▸ **Material for this task**:
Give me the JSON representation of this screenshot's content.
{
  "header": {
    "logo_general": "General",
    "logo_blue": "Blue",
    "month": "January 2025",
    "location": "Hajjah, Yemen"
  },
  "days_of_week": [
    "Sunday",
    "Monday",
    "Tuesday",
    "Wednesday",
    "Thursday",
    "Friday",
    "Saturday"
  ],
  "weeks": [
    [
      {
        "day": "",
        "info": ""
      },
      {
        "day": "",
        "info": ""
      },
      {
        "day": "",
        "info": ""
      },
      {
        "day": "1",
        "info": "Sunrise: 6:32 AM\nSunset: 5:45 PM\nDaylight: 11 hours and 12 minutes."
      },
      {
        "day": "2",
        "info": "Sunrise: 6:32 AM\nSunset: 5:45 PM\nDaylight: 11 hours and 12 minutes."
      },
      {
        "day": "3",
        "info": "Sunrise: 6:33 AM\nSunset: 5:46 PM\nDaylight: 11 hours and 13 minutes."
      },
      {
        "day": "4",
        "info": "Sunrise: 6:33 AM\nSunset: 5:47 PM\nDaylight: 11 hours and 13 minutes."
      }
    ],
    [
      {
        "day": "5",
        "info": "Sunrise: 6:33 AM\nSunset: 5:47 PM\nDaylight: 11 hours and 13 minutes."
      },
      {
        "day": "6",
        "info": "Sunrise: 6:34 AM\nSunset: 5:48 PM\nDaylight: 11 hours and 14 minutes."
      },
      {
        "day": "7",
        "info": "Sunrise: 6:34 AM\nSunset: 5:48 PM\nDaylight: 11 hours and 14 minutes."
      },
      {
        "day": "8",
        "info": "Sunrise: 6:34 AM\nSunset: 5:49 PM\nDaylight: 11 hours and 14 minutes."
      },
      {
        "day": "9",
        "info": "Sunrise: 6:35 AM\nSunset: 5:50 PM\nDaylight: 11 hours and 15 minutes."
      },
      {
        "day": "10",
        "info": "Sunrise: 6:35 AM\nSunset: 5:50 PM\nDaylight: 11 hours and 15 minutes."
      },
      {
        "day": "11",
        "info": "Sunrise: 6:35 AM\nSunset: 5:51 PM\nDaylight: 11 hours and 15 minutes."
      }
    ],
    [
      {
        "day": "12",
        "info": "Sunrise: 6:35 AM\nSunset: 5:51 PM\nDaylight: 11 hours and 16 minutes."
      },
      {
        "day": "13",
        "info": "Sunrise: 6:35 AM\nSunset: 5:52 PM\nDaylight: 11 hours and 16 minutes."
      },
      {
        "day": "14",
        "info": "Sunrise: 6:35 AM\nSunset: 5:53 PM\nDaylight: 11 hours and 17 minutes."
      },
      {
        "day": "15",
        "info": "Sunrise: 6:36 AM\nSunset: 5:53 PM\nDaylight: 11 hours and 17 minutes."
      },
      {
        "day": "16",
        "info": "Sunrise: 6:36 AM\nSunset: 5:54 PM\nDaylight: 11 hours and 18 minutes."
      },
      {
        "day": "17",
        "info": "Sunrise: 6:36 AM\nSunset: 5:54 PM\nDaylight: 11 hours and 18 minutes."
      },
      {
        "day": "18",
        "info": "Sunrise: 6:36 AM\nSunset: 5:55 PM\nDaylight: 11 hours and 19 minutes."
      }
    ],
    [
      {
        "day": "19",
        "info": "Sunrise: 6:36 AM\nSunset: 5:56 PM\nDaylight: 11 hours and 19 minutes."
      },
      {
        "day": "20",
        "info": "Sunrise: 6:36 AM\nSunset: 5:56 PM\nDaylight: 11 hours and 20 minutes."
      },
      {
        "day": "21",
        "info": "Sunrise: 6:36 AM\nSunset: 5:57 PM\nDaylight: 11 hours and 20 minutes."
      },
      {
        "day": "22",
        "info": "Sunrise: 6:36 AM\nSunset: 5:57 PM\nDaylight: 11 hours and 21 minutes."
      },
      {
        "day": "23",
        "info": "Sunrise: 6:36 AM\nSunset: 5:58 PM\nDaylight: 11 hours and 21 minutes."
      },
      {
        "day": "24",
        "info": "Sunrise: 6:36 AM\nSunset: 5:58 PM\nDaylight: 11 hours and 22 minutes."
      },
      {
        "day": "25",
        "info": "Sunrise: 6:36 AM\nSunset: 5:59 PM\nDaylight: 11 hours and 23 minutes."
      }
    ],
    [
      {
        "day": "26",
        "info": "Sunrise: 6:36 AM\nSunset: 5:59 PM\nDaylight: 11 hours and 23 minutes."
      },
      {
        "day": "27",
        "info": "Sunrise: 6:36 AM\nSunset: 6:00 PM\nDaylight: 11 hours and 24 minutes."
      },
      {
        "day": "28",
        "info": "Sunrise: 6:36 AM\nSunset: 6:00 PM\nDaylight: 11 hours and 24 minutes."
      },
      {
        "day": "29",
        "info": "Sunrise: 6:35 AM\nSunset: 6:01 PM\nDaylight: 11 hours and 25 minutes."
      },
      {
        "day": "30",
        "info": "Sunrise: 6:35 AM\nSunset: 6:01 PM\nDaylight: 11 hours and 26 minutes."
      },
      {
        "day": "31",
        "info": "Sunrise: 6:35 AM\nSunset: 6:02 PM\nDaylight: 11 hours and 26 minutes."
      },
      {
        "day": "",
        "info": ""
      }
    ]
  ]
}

▸ **Problem requirements**: Repeat the entries above exactly, leaving nothing out.

▸ **Full answer**:
Give me the JSON representation of this screenshot's content.
{
  "header": {
    "logo_general": "General",
    "logo_blue": "Blue",
    "month": "January 2025",
    "location": "Hajjah, Yemen"
  },
  "days_of_week": [
    "Sunday",
    "Monday",
    "Tuesday",
    "Wednesday",
    "Thursday",
    "Friday",
    "Saturday"
  ],
  "weeks": [
    [
      {
        "day": "",
        "info": ""
      },
      {
        "day": "",
        "info": ""
      },
      {
        "day": "",
        "info": ""
      },
      {
        "day": "1",
        "info": "Sunrise: 6:32 AM\nSunset: 5:45 PM\nDaylight: 11 hours and 12 minutes."
      },
      {
        "day": "2",
        "info": "Sunrise: 6:32 AM\nSunset: 5:45 PM\nDaylight: 11 hours and 12 minutes."
      },
      {
        "day": "3",
        "info": "Sunrise: 6:33 AM\nSunset: 5:46 PM\nDaylight: 11 hours and 13 minutes."
      },
      {
        "day": "4",
        "info": "Sunrise: 6:33 AM\nSunset: 5:47 PM\nDaylight: 11 hours and 13 minutes."
      }
    ],
    [
      {
        "day": "5",
        "info": "Sunrise: 6:33 AM\nSunset: 5:47 PM\nDaylight: 11 hours and 13 minutes."
      },
      {
        "day": "6",
        "info": "Sunrise: 6:34 AM\nSunset: 5:48 PM\nDaylight: 11 hours and 14 minutes."
      },
      {
        "day": "7",
        "info": "Sunrise: 6:34 AM\nSunset: 5:48 PM\nDaylight: 11 hours and 14 minutes."
      },
      {
        "day": "8",
        "info": "Sunrise: 6:34 AM\nSunset: 5:49 PM\nDaylight: 11 hours and 14 minutes."
      },
      {
        "day": "9",
        "info": "Sunrise: 6:35 AM\nSunset: 5:50 PM\nDaylight: 11 hours and 15 minutes."
      },
      {
        "day": "10",
        "info": "Sunrise: 6:35 AM\nSunset: 5:50 PM\nDaylight: 11 hours and 15 minutes."
      },
      {
        "day": "11",
        "info": "Sunrise: 6:35 AM\nSunset: 5:51 PM\nDaylight: 11 hours and 15 minutes."
      }
    ],
    [
      {
        "day": "12",
        "info": "Sunrise: 6:35 AM\nSunset: 5:51 PM\nDaylight: 11 hours and 16 minutes."
      },
      {
        "day": "13",
        "info": "Sunrise: 6:35 AM\nSunset: 5:52 PM\nDaylight: 11 hours and 16 minutes."
      },
      {
        "day": "14",
        "info": "Sunrise: 6:35 AM\nSunset: 5:53 PM\nDaylight: 11 hours and 17 minutes."
      },
      {
        "day": "15",
        "info": "Sunrise: 6:36 AM\nSunset: 5:53 PM\nDaylight: 11 hours and 17 minutes."
      },
      {
        "day": "16",
        "info": "Sunrise: 6:36 AM\nSunset: 5:54 PM\nDaylight: 11 hours and 18 minutes."
      },
      {
        "day": "17",
        "info": "Sunrise: 6:36 AM\nSunset: 5:54 PM\nDaylight: 11 hours and 18 minutes."
      },
      {
        "day": "18",
        "info": "Sunrise: 6:36 AM\nSunset: 5:55 PM\nDaylight: 11 hours and 19 minutes."
      }
    ],
    [
      {
        "day": "19",
        "info": "Sunrise: 6:36 AM\nSunset: 5:56 PM\nDaylight: 11 hours and 19 minutes."
      },
      {
        "day": "20",
        "info": "Sunrise: 6:36 AM\nSunset: 5:56 PM\nDaylight: 11 hours and 20 minutes."
      },
      {
        "day": "21",
        "info": "Sunrise: 6:36 AM\nSunset: 5:57 PM\nDaylight: 11 hours and 20 minutes."
      },
      {
        "day": "22",
        "info": "Sunrise: 6:36 AM\nSunset: 5:57 PM\nDaylight: 11 hours and 21 minutes."
      },
      {
        "day": "23",
        "info": "Sunrise: 6:36 AM\nSunset: 5:58 PM\nDaylight: 11 hours and 21 minutes."
      },
      {
        "day": "24",
        "info": "Sunrise: 6:36 AM\nSunset: 5:58 PM\nDaylight: 11 hours and 22 minutes."
      },
      {
        "day": "25",
        "info": "Sunrise: 6:36 AM\nSunset: 5:59 PM\nDaylight: 11 hours and 23 minutes."
      }
    ],
    [
      {
        "day": "26",
        "info": "Sunrise: 6:36 AM\nSunset: 5:59 PM\nDaylight: 11 hours and 23 minutes."
      },
      {
        "day": "27",
        "info": "Sunrise: 6:36 AM\nSunset: 6:00 PM\nDaylight: 11 hours and 24 minutes."
      },
      {
        "day": "28",
        "info": "Sunrise: 6:36 AM\nSunset: 6:00 PM\nDaylight: 11 hours and 24 minutes."
      },
      {
        "day": "29",
        "info": "Sunrise: 6:35 AM\nSunset: 6:01 PM\nDaylight: 11 hours and 25 minutes."
      },
      {
        "day": "30",
        "info": "Sunrise: 6:35 AM\nSunset: 6:01 PM\nDaylight: 11 hours and 26 minutes."
      },
      {
        "day": "31",
        "info": "Sunrise: 6:35 AM\nSunset: 6:02 PM\nDaylight: 11 hours and 26 minutes."
      },
      {
        "day": "",
        "info": ""
      }
    ]
  ]
}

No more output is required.